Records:
┄┄┄┄┄┄┄┄┄┄┄┄┄┄┄┄┄┄┄┄
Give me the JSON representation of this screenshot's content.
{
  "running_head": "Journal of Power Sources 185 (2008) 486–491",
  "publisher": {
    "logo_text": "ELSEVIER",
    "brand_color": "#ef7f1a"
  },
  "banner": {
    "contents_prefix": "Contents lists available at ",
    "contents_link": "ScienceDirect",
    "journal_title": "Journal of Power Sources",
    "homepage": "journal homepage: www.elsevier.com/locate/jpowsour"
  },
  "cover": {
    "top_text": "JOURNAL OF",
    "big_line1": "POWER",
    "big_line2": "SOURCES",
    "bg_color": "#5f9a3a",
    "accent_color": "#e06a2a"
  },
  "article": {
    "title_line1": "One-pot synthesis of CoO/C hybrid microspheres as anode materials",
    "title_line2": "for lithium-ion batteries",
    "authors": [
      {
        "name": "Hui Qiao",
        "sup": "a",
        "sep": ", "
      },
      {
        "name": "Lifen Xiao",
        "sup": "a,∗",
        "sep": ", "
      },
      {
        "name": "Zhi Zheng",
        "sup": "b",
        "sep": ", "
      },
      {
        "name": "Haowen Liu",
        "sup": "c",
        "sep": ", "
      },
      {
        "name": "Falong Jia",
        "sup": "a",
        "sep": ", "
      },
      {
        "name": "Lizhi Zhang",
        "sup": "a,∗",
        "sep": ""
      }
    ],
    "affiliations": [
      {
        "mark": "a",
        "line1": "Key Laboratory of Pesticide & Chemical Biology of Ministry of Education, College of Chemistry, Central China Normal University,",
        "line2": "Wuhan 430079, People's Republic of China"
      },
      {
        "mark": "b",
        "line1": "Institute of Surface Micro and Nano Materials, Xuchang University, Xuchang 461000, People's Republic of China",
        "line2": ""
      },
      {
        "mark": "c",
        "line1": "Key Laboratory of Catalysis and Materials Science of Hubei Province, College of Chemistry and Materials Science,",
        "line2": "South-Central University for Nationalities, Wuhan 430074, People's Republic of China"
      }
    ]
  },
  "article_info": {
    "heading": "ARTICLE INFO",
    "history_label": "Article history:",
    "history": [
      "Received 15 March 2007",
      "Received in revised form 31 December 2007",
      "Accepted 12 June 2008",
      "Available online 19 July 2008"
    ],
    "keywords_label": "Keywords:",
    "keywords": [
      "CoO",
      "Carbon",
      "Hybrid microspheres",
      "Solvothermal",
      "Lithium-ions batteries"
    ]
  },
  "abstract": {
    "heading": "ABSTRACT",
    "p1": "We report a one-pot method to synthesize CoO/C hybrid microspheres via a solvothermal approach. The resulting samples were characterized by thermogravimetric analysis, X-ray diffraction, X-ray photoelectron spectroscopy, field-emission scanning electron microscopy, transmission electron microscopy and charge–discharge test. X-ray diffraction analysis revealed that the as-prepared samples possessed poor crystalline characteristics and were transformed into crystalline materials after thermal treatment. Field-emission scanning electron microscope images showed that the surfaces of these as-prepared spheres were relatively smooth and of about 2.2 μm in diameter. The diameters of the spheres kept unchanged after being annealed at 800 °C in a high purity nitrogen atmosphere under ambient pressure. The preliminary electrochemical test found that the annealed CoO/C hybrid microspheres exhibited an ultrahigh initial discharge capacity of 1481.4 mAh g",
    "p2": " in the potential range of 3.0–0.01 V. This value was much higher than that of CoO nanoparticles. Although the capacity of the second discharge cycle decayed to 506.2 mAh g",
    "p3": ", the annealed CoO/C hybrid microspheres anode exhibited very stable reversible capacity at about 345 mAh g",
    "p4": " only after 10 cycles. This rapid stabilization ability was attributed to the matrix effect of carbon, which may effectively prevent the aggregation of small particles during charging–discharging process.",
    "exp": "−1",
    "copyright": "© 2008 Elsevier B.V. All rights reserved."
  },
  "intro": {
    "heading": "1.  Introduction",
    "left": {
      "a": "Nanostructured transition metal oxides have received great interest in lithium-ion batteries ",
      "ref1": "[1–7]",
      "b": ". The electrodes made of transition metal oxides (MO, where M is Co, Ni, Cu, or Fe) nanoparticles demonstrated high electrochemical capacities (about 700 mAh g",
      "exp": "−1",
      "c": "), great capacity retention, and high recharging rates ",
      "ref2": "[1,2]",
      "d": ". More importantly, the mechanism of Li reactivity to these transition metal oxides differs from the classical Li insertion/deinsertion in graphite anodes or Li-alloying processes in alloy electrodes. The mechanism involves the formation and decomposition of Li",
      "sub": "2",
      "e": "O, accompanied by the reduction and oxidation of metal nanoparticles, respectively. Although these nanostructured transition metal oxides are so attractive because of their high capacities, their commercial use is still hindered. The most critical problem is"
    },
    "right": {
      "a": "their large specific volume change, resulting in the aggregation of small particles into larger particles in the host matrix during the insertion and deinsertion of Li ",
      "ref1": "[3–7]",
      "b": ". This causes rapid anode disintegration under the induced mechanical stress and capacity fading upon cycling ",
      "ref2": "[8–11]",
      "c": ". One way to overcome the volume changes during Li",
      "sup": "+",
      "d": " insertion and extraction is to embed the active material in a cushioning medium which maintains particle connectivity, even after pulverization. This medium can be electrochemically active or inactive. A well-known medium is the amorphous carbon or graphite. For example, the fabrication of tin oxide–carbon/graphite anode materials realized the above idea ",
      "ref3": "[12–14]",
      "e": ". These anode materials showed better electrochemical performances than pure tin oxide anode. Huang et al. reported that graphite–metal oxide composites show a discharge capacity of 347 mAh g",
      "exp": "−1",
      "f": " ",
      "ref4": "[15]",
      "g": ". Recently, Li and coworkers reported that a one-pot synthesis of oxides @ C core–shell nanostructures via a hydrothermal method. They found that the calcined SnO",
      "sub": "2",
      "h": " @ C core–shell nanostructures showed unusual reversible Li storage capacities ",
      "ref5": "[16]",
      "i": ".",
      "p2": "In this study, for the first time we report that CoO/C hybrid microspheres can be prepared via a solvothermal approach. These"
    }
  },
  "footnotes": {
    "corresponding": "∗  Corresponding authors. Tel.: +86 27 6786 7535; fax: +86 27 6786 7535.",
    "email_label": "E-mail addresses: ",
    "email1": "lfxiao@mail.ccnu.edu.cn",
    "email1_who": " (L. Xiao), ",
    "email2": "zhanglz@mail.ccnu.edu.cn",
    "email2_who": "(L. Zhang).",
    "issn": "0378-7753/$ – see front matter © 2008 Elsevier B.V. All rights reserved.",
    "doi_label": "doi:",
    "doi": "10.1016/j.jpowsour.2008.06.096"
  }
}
┄┄┄┄┄┄┄┄┄┄┄┄┄┄┄┄┄┄┄┄
EXERCISE GOAL: Extract all of the material exactly as it is written.

RESPONSE TO THIS EXERCISE:
Give me the JSON representation of this screenshot's content.
{
  "running_head": "Journal of Power Sources 185 (2008) 486–491",
  "publisher": {
    "logo_text": "ELSEVIER",
    "brand_color": "#ef7f1a"
  },
  "banner": {
    "contents_prefix": "Contents lists available at ",
    "contents_link": "ScienceDirect",
    "journal_title": "Journal of Power Sources",
    "homepage": "journal homepage: www.elsevier.com/locate/jpowsour"
  },
  "cover": {
    "top_text": "JOURNAL OF",
    "big_line1": "POWER",
    "big_line2": "SOURCES",
    "bg_color": "#5f9a3a",
    "accent_color": "#e06a2a"
  },
  "article": {
    "title_line1": "One-pot synthesis of CoO/C hybrid microspheres as anode materials",
    "title_line2": "for lithium-ion batteries",
    "authors": [
      {
        "name": "Hui Qiao",
        "sup": "a",
        "sep": ", "
      },
      {
        "name": "Lifen Xiao",
        "sup": "a,∗",
        "sep": ", "
      },
      {
        "name": "Zhi Zheng",
        "sup": "b",
        "sep": ", "
      },
      {
        "name": "Haowen Liu",
        "sup": "c",
        "sep": ", "
      },
      {
        "name": "Falong Jia",
        "sup": "a",
        "sep": ", "
      },
      {
        "name": "Lizhi Zhang",
        "sup": "a,∗",
        "sep": ""
      }
    ],
    "affiliations": [
      {
        "mark": "a",
        "line1": "Key Laboratory of Pesticide & Chemical Biology of Ministry of Education, College of Chemistry, Central China Normal University,",
        "line2": "Wuhan 430079, People's Republic of China"
      },
      {
        "mark": "b",
        "line1": "Institute of Surface Micro and Nano Materials, Xuchang University, Xuchang 461000, People's Republic of China",
        "line2": ""
      },
      {
        "mark": "c",
        "line1": "Key Laboratory of Catalysis and Materials Science of Hubei Province, College of Chemistry and Materials Science,",
        "line2": "South-Central University for Nationalities, Wuhan 430074, People's Republic of China"
      }
    ]
  },
  "article_info": {
    "heading": "ARTICLE INFO",
    "history_label": "Article history:",
    "history": [
      "Received 15 March 2007",
      "Received in revised form 31 December 2007",
      "Accepted 12 June 2008",
      "Available online 19 July 2008"
    ],
    "keywords_label": "Keywords:",
    "keywords": [
      "CoO",
      "Carbon",
      "Hybrid microspheres",
      "Solvothermal",
      "Lithium-ions batteries"
    ]
  },
  "abstract": {
    "heading": "ABSTRACT",
    "p1": "We report a one-pot method to synthesize CoO/C hybrid microspheres via a solvothermal approach. The resulting samples were characterized by thermogravimetric analysis, X-ray diffraction, X-ray photoelectron spectroscopy, field-emission scanning electron microscopy, transmission electron microscopy and charge–discharge test. X-ray diffraction analysis revealed that the as-prepared samples possessed poor crystalline characteristics and were transformed into crystalline materials after thermal treatment. Field-emission scanning electron microscope images showed that the surfaces of these as-prepared spheres were relatively smooth and of about 2.2 μm in diameter. The diameters of the spheres kept unchanged after being annealed at 800 °C in a high purity nitrogen atmosphere under ambient pressure. The preliminary electrochemical test found that the annealed CoO/C hybrid microspheres exhibited an ultrahigh initial discharge capacity of 1481.4 mAh g",
    "p2": " in the potential range of 3.0–0.01 V. This value was much higher than that of CoO nanoparticles. Although the capacity of the second discharge cycle decayed to 506.2 mAh g",
    "p3": ", the annealed CoO/C hybrid microspheres anode exhibited very stable reversible capacity at about 345 mAh g",
    "p4": " only after 10 cycles. This rapid stabilization ability was attributed to the matrix effect of carbon, which may effectively prevent the aggregation of small particles during charging–discharging process.",
    "exp": "−1",
    "copyright": "© 2008 Elsevier B.V. All rights reserved."
  },
  "intro": {
    "heading": "1.  Introduction",
    "left": {
      "a": "Nanostructured transition metal oxides have received great interest in lithium-ion batteries ",
      "ref1": "[1–7]",
      "b": ". The electrodes made of transition metal oxides (MO, where M is Co, Ni, Cu, or Fe) nanoparticles demonstrated high electrochemical capacities (about 700 mAh g",
      "exp": "−1",
      "c": "), great capacity retention, and high recharging rates ",
      "ref2": "[1,2]",
      "d": ". More importantly, the mechanism of Li reactivity to these transition metal oxides differs from the classical Li insertion/deinsertion in graphite anodes or Li-alloying processes in alloy electrodes. The mechanism involves the formation and decomposition of Li",
      "sub": "2",
      "e": "O, accompanied by the reduction and oxidation of metal nanoparticles, respectively. Although these nanostructured transition metal oxides are so attractive because of their high capacities, their commercial use is still hindered. The most critical problem is"
    },
    "right": {
      "a": "their large specific volume change, resulting in the aggregation of small particles into larger particles in the host matrix during the insertion and deinsertion of Li ",
      "ref1": "[3–7]",
      "b": ". This causes rapid anode disintegration under the induced mechanical stress and capacity fading upon cycling ",
      "ref2": "[8–11]",
      "c": ". One way to overcome the volume changes during Li",
      "sup": "+",
      "d": " insertion and extraction is to embed the active material in a cushioning medium which maintains particle connectivity, even after pulverization. This medium can be electrochemically active or inactive. A well-known medium is the amorphous carbon or graphite. For example, the fabrication of tin oxide–carbon/graphite anode materials realized the above idea ",
      "ref3": "[12–14]",
      "e": ". These anode materials showed better electrochemical performances than pure tin oxide anode. Huang et al. reported that graphite–metal oxide composites show a discharge capacity of 347 mAh g",
      "exp": "−1",
      "f": " ",
      "ref4": "[15]",
      "g": ". Recently, Li and coworkers reported that a one-pot synthesis of oxides @ C core–shell nanostructures via a hydrothermal method. They found that the calcined SnO",
      "sub": "2",
      "h": " @ C core–shell nanostructures showed unusual reversible Li storage capacities ",
      "ref5": "[16]",
      "i": ".",
      "p2": "In this study, for the first time we report that CoO/C hybrid microspheres can be prepared via a solvothermal approach. These"
    }
  },
  "footnotes": {
    "corresponding": "∗  Corresponding authors. Tel.: +86 27 6786 7535; fax: +86 27 6786 7535.",
    "email_label": "E-mail addresses: ",
    "email1": "lfxiao@mail.ccnu.edu.cn",
    "email1_who": " (L. Xiao), ",
    "email2": "zhanglz@mail.ccnu.edu.cn",
    "email2_who": "(L. Zhang).",
    "issn": "0378-7753/$ – see front matter © 2008 Elsevier B.V. All rights reserved.",
    "doi_label": "doi:",
    "doi": "10.1016/j.jpowsour.2008.06.096"
  }
}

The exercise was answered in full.